(Data records)
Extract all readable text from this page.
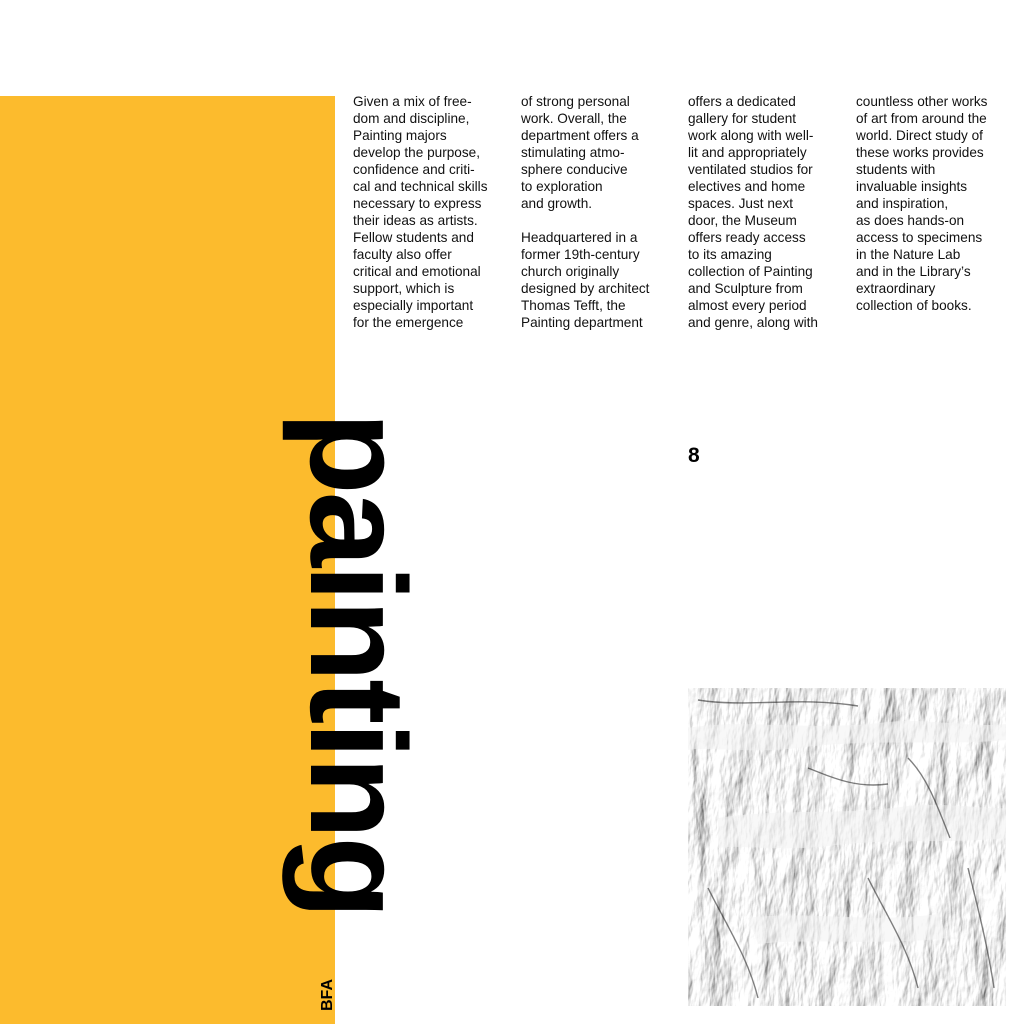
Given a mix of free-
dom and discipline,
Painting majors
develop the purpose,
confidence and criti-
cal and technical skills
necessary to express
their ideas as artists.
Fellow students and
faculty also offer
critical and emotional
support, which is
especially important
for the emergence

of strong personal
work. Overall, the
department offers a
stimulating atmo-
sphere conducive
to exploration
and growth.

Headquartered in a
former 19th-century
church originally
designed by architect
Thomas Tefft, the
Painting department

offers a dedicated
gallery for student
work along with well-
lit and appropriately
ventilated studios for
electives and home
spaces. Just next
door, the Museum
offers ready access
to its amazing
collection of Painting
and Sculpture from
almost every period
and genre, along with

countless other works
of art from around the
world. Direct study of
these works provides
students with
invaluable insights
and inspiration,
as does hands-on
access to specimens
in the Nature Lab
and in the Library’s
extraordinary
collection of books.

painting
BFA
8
* * *
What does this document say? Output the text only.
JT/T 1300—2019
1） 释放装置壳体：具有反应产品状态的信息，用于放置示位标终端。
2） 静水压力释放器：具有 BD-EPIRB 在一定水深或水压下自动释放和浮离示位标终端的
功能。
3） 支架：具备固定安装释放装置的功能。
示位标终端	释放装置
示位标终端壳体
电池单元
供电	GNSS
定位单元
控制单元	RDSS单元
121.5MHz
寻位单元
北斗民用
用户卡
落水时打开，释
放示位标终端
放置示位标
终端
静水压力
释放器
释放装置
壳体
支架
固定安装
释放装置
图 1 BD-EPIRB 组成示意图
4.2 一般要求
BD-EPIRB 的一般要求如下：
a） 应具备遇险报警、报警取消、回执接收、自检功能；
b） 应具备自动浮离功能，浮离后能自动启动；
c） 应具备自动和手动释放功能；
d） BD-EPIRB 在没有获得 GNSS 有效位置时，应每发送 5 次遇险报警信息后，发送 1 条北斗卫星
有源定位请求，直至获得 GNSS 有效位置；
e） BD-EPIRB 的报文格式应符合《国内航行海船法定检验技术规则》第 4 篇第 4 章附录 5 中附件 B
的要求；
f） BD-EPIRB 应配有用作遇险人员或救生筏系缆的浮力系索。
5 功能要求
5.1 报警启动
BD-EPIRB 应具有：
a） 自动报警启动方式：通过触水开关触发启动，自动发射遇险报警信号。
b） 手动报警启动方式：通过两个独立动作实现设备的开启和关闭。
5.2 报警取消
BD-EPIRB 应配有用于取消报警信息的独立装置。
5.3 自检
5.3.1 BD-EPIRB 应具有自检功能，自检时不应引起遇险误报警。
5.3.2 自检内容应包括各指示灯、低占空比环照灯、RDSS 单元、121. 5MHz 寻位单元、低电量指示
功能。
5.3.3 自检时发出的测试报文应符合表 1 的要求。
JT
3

- WHAT IS NEEDED
Isolate each line of the listing above that includes "text". Copy it.

- EXPECTED ANSWER
Extract all readable text from this page.
What does this document say? Output the text only.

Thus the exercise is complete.